Set of tasks:
1. In the mailing-list exchange about kernels, how large a file system did the initial RHEL5 release fail to support?
2. List each enterprise kernel in which, according to the mailing-list exchange about kernels, the writer found at least one bug.
3. Go on with the mailing-list exchange about kernels, picking up after its last sentence.

Given text:
■ ■ ■ ■ ■ ■ ■

Les Mikesell wrote:
Roger Heflin wrote:
Fedora ships buggy kernels. As stated previously this is more
upstream's fault,
Beg your pardon, but just because someone writes broken code that
_does not_ force a distribution to ship it.
The problem is that the enterprise OS's ship buggy kernels too,
Yes, but they very, very rarely introduce new bugs in an update that
breaks a previously working system.
I have found at least one bug in most of the recent enterprise kernels
(RHEL3, RHEL4, RHEL5 and SLES9-never tested SLES10), and some of those
bugs were very very ugly had at least one of them had long since been
fixed upstream, and at least one of those bugs *NEVER* existed in the
kernel.org kernels at all.
And the timeline between reporting the bug and getting the fix was...?
Wait 3 months for the next update, and even there you had to change a kernel
parameter (after the new update allow the parameter to even be adjusted), and
this was for a bug that could be reproduced by "dd if=/dev/zero of=filename
bs=1M", all it took was a machine with 32GB of ram or more.
And lets take RHEL5 initial release, it did not support file systems
larger then 8TB (ext3 only, no XFS), it did not support Areca and
3ware PCIe controllers even though those drivers had been out for 6+
months at the time they shipped RHEL5, and those are most definitely
enterprise boards. And the second you add a driver and/or XFS on to
RHEL5 you are now tainted and *UNSUPPORTED*.
Do you have some point here - like a system that always supports
everything and never fails? I usually don't have as much of a problem
having to fiddle with a new machine where you obviously aren't already
relying on it or getting known-supported hardware when I don't have time
to fiddle as I do with updates breaking previously working things. But,
have you tried the Centosplus kernels that put xfs and the drivers that
rhel removes back?

■ ■ ■ ■ ■ ■ ■

Provided information:
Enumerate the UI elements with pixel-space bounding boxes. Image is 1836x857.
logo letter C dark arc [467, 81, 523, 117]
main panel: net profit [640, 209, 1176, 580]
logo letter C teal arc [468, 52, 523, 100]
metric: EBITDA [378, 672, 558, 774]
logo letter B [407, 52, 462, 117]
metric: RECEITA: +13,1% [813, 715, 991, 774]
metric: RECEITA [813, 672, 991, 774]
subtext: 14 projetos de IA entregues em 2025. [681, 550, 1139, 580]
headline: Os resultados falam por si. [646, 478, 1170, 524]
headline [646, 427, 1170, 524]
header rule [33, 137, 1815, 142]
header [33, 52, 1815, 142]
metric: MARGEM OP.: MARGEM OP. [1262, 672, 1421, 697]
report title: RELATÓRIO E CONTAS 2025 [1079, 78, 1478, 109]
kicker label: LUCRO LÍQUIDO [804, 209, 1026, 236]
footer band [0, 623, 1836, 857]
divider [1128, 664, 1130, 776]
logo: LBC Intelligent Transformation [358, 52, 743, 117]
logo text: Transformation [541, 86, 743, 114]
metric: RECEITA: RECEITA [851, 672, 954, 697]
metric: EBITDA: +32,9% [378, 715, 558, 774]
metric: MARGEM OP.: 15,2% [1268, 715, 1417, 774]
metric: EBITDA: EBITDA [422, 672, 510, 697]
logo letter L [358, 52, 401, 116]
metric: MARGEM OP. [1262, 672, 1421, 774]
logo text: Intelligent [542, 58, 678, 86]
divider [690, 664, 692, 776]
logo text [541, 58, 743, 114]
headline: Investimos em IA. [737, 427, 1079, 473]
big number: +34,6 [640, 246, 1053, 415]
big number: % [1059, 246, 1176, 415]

■ ■ ■ ■ ■ ■ ■

Responses for each task:
1. File systems larger than 8TB (ext3 only, with no XFS).

2. RHEL3, RHEL4, RHEL5, SLES9

3.
Yes, and typically to support anything recent you have too many add-ons on the
enterprise OSes, if you are in a fast moving enterprise environment RHEL won't work.
RHEL is probably quite good for any of the nice simple static enterprise
environments, but most would argue there you should probably lock everything
down so tight that few kernel updates/userspace are even required for anything,
the problem is in an environment were you are constantly having to bring in new
hardware that does not work on the older release, where you cannot wait 6 months
for RHEL to catch up. If you are really worried about stability on anything you
have to carefully cherry pick just the security fixes, and the fixes for
problems that you know that you have, you don't risk adding anything that you
don't need, everyone that is bitching about the Fedora updates breaking things,
but applies *ALL* of the updates without checking to see if it adds any features
that they need or fixes any problems that they have is just asking for trouble,
whether on a desktop or a server. If you manage fedora this way you can run
it as a server successfully.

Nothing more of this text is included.